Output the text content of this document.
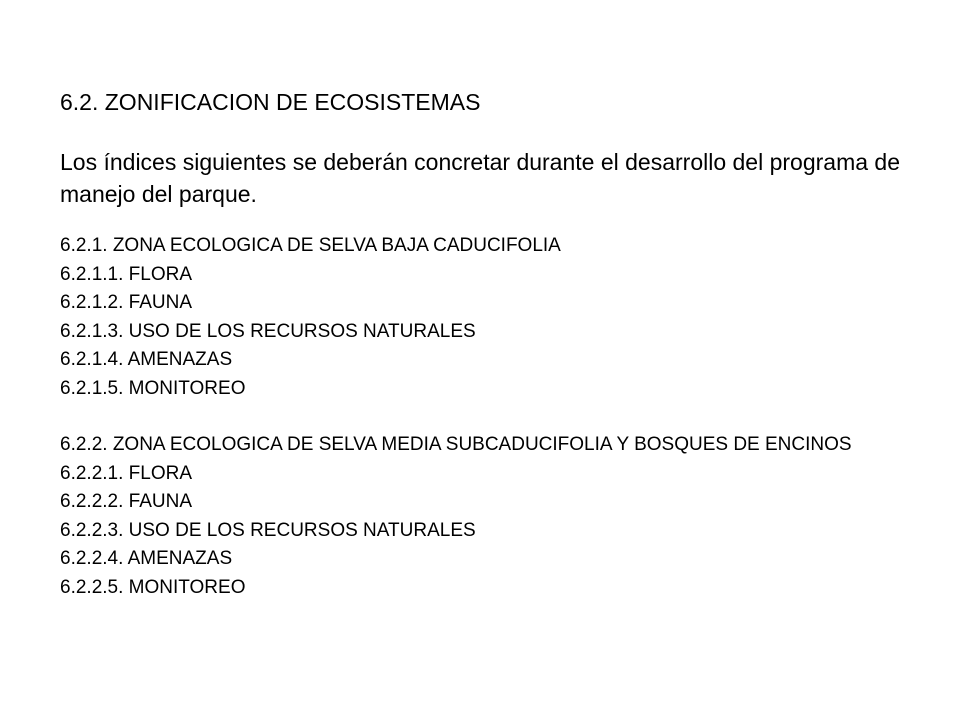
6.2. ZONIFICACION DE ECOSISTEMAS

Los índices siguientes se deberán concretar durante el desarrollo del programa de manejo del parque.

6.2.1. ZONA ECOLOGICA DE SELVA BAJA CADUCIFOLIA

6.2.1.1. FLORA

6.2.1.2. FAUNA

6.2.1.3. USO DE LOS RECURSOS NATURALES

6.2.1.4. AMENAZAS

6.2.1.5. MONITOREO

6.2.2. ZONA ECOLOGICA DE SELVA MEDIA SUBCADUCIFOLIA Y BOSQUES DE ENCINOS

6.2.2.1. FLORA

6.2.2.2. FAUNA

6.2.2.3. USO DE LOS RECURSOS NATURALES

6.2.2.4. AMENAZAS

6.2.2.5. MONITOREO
________
Given request:
Repeat each entry exactly as it appears; skip any picture.

Correct output:
Output the text content of this document.
6.2. ZONIFICACION DE ECOSISTEMAS

Los índices siguientes se deberán concretar durante el desarrollo del programa de manejo del parque.

6.2.1. ZONA ECOLOGICA DE SELVA BAJA CADUCIFOLIA

6.2.1.1. FLORA

6.2.1.2. FAUNA

6.2.1.3. USO DE LOS RECURSOS NATURALES

6.2.1.4. AMENAZAS

6.2.1.5. MONITOREO

6.2.2. ZONA ECOLOGICA DE SELVA MEDIA SUBCADUCIFOLIA Y BOSQUES DE ENCINOS

6.2.2.1. FLORA

6.2.2.2. FAUNA

6.2.2.3. USO DE LOS RECURSOS NATURALES

6.2.2.4. AMENAZAS

6.2.2.5. MONITOREO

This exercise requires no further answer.